*** RECORD SET ***

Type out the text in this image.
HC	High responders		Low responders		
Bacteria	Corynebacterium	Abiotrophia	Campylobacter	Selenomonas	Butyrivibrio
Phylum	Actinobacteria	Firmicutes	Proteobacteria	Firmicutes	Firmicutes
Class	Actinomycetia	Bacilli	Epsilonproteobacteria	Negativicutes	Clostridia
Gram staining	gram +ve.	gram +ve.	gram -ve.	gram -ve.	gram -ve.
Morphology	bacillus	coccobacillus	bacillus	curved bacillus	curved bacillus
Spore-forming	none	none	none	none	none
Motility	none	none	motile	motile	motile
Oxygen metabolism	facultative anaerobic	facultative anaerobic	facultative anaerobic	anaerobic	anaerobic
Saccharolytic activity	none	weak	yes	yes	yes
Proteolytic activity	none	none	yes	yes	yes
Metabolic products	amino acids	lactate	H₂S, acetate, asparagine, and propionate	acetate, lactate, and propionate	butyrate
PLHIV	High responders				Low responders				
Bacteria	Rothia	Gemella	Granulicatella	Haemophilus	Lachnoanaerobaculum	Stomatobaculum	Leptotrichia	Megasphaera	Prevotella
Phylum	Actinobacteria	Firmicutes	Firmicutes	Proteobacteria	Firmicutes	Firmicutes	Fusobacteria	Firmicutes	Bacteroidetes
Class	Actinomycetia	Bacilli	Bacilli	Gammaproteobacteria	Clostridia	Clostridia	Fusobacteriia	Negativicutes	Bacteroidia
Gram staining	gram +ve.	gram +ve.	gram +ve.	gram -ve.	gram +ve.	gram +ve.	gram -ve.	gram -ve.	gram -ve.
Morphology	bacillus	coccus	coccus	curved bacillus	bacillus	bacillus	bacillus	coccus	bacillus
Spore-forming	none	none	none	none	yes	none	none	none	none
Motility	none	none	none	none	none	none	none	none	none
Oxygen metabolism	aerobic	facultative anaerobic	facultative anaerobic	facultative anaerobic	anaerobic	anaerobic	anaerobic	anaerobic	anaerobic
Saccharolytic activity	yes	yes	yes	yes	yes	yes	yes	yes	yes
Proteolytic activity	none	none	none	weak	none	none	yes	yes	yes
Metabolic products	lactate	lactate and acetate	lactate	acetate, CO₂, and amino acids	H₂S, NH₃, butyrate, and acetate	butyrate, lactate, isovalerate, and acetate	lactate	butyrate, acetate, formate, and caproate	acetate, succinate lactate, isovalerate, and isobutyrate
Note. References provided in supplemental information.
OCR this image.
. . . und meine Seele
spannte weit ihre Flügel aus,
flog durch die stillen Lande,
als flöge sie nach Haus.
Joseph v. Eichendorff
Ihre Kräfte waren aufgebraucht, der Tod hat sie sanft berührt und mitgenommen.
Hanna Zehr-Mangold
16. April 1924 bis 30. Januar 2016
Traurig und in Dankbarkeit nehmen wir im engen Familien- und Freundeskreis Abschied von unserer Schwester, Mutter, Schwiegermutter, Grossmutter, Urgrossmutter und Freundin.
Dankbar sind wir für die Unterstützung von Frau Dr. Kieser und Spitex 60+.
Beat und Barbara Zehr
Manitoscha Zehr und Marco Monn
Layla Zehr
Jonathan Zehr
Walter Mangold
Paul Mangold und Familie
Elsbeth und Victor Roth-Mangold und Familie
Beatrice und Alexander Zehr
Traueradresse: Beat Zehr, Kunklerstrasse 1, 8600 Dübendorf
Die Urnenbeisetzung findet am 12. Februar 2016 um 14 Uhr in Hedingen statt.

*** End of RECORD SET ***

BRIEF =
Print the records above in full, exactly.

COMPLETED EXERCISE =
Type out the text in this image.
HC	High responders		Low responders		
Bacteria	Corynebacterium	Abiotrophia	Campylobacter	Selenomonas	Butyrivibrio
Phylum	Actinobacteria	Firmicutes	Proteobacteria	Firmicutes	Firmicutes
Class	Actinomycetia	Bacilli	Epsilonproteobacteria	Negativicutes	Clostridia
Gram staining	gram +ve.	gram +ve.	gram -ve.	gram -ve.	gram -ve.
Morphology	bacillus	coccobacillus	bacillus	curved bacillus	curved bacillus
Spore-forming	none	none	none	none	none
Motility	none	none	motile	motile	motile
Oxygen metabolism	facultative anaerobic	facultative anaerobic	facultative anaerobic	anaerobic	anaerobic
Saccharolytic activity	none	weak	yes	yes	yes
Proteolytic activity	none	none	yes	yes	yes
Metabolic products	amino acids	lactate	H₂S, acetate, asparagine, and propionate	acetate, lactate, and propionate	butyrate
PLHIV	High responders				Low responders				
Bacteria	Rothia	Gemella	Granulicatella	Haemophilus	Lachnoanaerobaculum	Stomatobaculum	Leptotrichia	Megasphaera	Prevotella
Phylum	Actinobacteria	Firmicutes	Firmicutes	Proteobacteria	Firmicutes	Firmicutes	Fusobacteria	Firmicutes	Bacteroidetes
Class	Actinomycetia	Bacilli	Bacilli	Gammaproteobacteria	Clostridia	Clostridia	Fusobacteriia	Negativicutes	Bacteroidia
Gram staining	gram +ve.	gram +ve.	gram +ve.	gram -ve.	gram +ve.	gram +ve.	gram -ve.	gram -ve.	gram -ve.
Morphology	bacillus	coccus	coccus	curved bacillus	bacillus	bacillus	bacillus	coccus	bacillus
Spore-forming	none	none	none	none	yes	none	none	none	none
Motility	none	none	none	none	none	none	none	none	none
Oxygen metabolism	aerobic	facultative anaerobic	facultative anaerobic	facultative anaerobic	anaerobic	anaerobic	anaerobic	anaerobic	anaerobic
Saccharolytic activity	yes	yes	yes	yes	yes	yes	yes	yes	yes
Proteolytic activity	none	none	none	weak	none	none	yes	yes	yes
Metabolic products	lactate	lactate and acetate	lactate	acetate, CO₂, and amino acids	H₂S, NH₃, butyrate, and acetate	butyrate, lactate, isovalerate, and acetate	lactate	butyrate, acetate, formate, and caproate	acetate, succinate lactate, isovalerate, and isobutyrate
Note. References provided in supplemental information.
OCR this image.
. . . und meine Seele
spannte weit ihre Flügel aus,
flog durch die stillen Lande,
als flöge sie nach Haus.
Joseph v. Eichendorff
Ihre Kräfte waren aufgebraucht, der Tod hat sie sanft berührt und mitgenommen.
Hanna Zehr-Mangold
16. April 1924 bis 30. Januar 2016
Traurig und in Dankbarkeit nehmen wir im engen Familien- und Freundeskreis Abschied von unserer Schwester, Mutter, Schwiegermutter, Grossmutter, Urgrossmutter und Freundin.
Dankbar sind wir für die Unterstützung von Frau Dr. Kieser und Spitex 60+.
Beat und Barbara Zehr
Manitoscha Zehr und Marco Monn
Layla Zehr
Jonathan Zehr
Walter Mangold
Paul Mangold und Familie
Elsbeth und Victor Roth-Mangold und Familie
Beatrice und Alexander Zehr
Traueradresse: Beat Zehr, Kunklerstrasse 1, 8600 Dübendorf
Die Urnenbeisetzung findet am 12. Februar 2016 um 14 Uhr in Hedingen statt.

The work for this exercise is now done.